Exercise goal. Count every line where "bağlı" shows up, and give that number only.

Raw records.
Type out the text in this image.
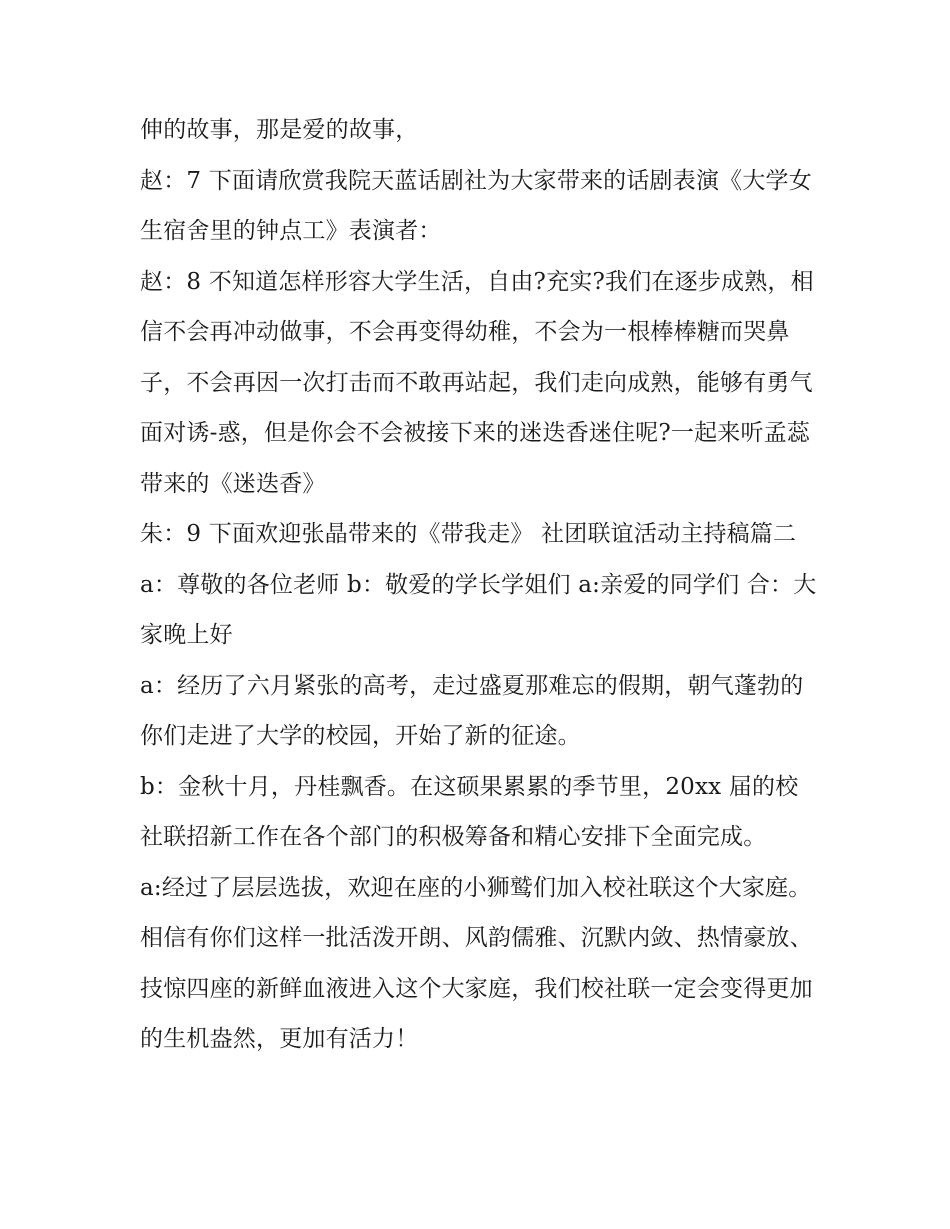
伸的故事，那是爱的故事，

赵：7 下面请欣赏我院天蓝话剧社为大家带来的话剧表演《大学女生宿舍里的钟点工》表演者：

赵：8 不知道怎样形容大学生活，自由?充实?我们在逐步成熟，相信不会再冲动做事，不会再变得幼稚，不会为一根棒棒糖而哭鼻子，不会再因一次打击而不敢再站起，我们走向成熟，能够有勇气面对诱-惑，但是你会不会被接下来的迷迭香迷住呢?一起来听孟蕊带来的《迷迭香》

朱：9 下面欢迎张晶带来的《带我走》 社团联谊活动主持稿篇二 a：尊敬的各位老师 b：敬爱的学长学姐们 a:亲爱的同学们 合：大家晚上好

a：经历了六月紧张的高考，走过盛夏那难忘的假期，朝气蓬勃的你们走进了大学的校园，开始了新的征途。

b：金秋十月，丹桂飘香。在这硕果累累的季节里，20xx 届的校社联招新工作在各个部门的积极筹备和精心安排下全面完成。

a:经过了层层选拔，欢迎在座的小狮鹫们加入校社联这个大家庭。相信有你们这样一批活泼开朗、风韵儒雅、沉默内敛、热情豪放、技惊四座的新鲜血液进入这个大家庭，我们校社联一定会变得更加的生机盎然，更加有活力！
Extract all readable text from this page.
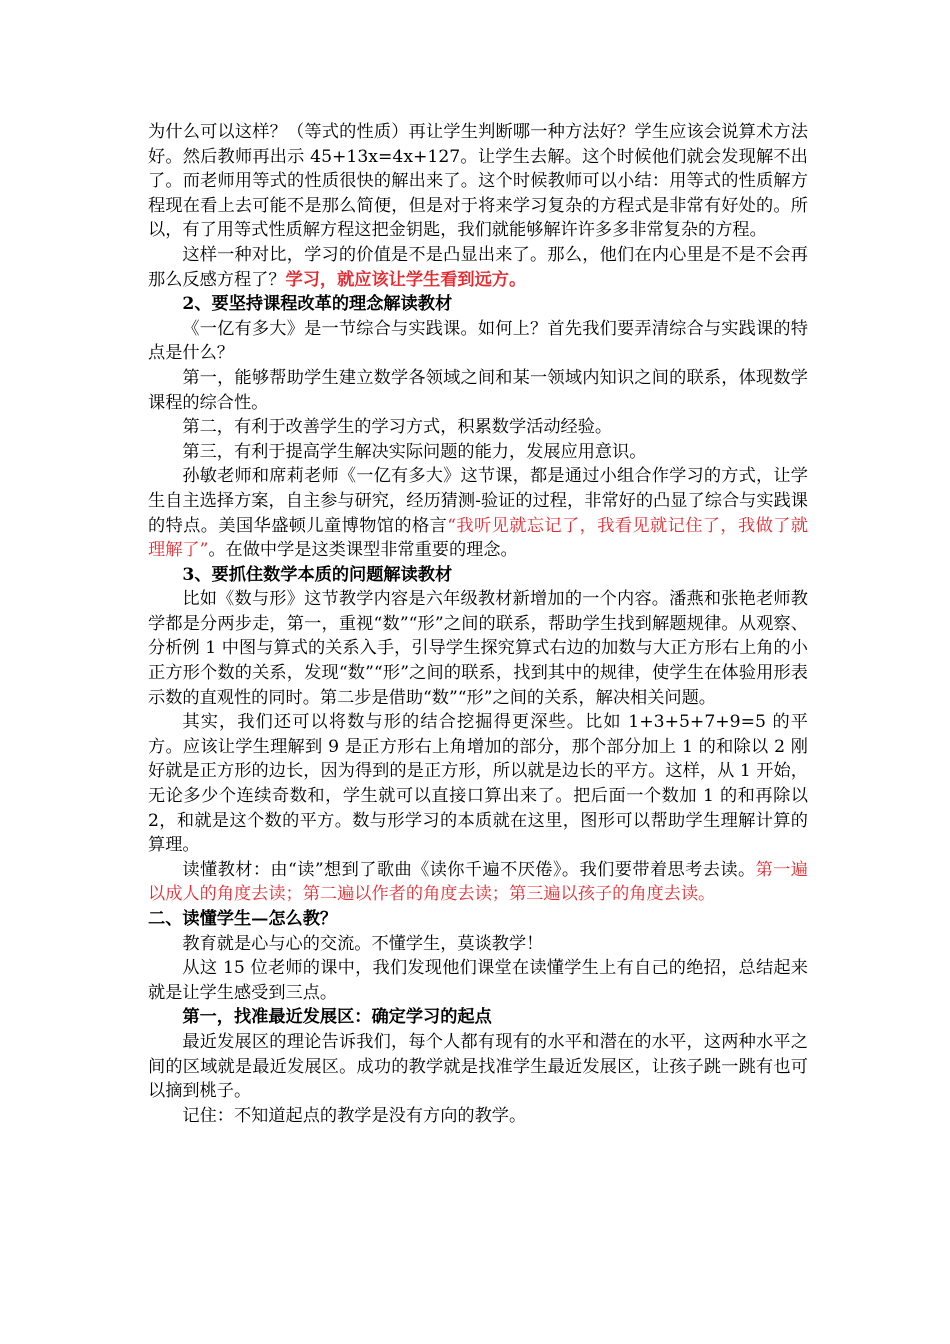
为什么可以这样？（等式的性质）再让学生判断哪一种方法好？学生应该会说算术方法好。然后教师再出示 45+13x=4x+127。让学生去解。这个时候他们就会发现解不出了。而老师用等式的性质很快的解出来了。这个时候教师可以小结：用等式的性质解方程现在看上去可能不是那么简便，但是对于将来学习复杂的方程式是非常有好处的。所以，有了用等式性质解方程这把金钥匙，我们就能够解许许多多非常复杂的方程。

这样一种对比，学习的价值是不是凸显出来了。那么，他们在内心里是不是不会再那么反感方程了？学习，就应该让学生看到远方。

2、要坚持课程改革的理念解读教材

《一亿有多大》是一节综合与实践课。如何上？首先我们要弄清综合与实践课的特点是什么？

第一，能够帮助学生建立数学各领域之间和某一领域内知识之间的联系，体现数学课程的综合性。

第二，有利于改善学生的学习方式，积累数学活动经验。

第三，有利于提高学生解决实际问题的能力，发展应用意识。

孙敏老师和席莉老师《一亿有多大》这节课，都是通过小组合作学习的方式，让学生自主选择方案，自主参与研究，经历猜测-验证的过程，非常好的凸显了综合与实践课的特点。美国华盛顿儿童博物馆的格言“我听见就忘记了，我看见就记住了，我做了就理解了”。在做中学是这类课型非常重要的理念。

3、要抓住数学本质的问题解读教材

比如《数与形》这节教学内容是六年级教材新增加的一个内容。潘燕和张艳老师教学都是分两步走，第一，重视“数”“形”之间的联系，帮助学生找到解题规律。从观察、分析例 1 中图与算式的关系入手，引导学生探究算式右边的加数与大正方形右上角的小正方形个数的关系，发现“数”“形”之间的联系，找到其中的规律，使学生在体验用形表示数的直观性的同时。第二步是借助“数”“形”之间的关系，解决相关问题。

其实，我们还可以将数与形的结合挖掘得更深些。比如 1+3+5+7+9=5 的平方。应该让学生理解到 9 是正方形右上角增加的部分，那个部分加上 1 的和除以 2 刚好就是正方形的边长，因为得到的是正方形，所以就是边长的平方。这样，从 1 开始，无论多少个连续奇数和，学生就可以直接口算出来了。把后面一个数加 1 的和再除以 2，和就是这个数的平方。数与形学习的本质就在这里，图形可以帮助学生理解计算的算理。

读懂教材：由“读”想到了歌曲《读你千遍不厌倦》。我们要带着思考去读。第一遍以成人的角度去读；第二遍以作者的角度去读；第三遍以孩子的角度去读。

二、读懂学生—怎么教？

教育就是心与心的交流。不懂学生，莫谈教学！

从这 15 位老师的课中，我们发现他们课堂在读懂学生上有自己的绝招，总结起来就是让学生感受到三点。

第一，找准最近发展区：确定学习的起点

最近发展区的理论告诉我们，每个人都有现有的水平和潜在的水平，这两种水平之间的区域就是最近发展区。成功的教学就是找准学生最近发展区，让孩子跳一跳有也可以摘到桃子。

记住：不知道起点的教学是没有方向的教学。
---
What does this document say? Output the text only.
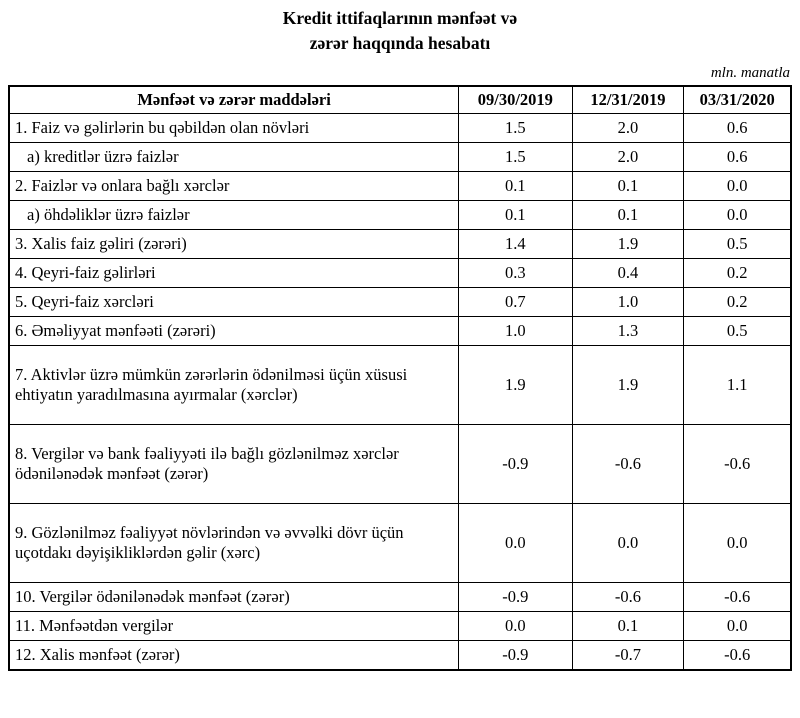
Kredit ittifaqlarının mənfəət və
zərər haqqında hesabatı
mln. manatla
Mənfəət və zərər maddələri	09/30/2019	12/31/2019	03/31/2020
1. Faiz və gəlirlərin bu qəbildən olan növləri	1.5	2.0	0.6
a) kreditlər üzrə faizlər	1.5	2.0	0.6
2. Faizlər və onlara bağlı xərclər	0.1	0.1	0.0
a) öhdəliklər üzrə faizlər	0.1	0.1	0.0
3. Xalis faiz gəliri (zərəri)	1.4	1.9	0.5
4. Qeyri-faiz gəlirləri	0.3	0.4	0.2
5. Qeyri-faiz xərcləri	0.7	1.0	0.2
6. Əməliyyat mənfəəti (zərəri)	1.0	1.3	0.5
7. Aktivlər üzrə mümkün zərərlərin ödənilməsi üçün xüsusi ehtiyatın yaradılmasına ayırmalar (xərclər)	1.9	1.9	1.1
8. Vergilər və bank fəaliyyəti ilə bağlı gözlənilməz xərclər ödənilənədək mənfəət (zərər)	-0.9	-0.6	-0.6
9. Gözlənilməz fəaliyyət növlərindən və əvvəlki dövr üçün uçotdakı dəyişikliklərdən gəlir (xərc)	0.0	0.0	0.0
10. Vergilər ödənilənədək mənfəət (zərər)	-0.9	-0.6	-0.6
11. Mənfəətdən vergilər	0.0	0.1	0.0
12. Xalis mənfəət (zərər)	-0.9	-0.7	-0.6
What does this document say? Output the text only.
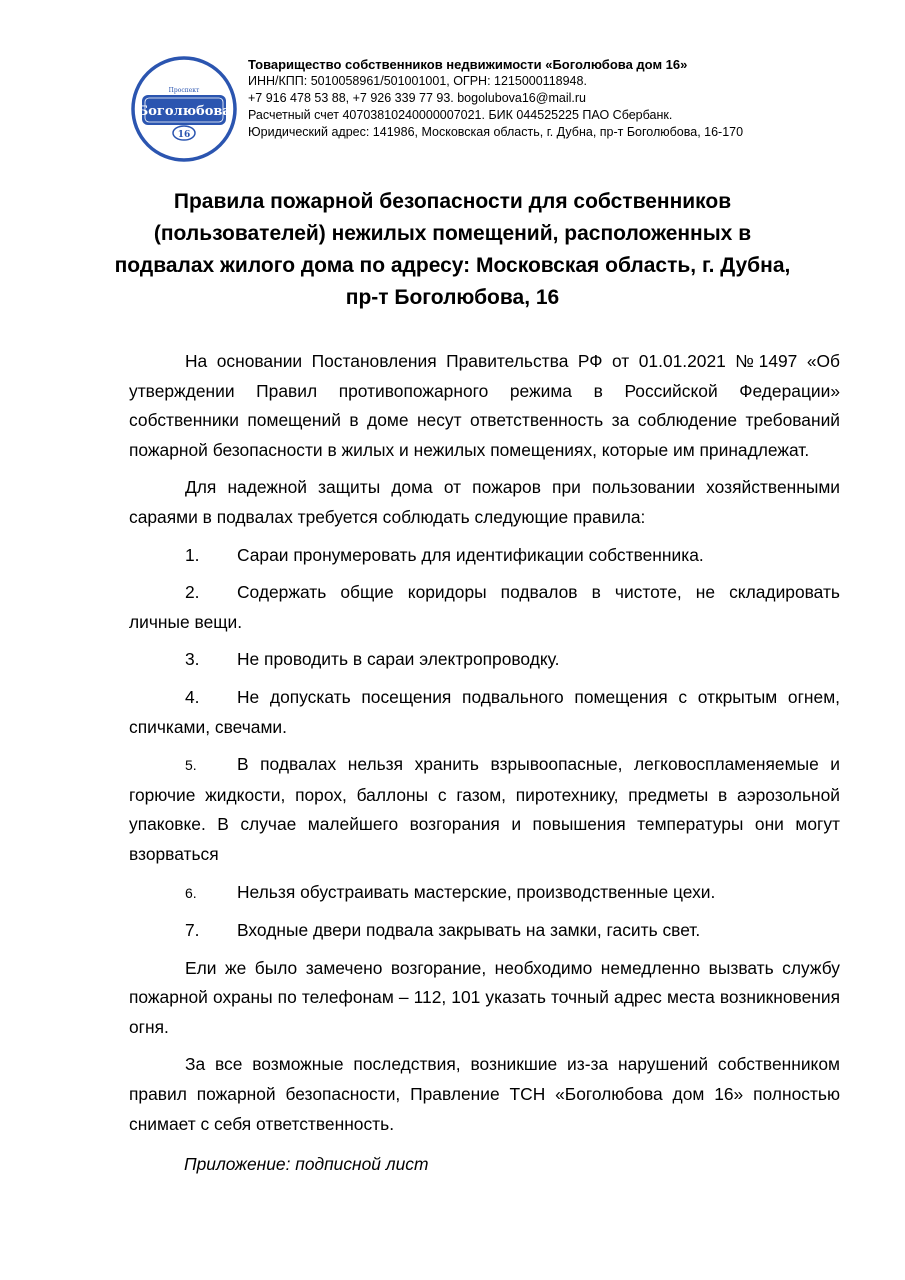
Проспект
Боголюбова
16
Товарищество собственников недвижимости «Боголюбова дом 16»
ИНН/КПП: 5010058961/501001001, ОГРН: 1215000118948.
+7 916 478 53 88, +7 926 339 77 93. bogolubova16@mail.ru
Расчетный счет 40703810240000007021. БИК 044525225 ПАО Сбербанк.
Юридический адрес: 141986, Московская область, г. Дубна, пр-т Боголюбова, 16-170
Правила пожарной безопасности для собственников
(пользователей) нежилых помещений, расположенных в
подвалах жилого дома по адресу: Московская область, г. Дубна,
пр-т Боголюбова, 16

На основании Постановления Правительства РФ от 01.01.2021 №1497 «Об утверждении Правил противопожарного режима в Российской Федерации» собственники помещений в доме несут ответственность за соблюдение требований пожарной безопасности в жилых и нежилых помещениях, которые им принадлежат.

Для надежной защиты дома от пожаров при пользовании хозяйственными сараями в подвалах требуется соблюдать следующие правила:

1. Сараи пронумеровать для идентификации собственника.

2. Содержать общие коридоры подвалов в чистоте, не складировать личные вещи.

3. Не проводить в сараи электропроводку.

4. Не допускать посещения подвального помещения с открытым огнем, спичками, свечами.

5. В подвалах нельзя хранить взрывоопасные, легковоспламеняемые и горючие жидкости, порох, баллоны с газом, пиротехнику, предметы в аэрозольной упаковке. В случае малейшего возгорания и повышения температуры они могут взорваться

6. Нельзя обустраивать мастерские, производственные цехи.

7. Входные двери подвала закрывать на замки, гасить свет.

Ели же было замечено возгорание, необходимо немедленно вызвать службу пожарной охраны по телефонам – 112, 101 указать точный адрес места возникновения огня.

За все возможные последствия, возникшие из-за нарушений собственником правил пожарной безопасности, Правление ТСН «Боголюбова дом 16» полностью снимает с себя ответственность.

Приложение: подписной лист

Exercise response. 2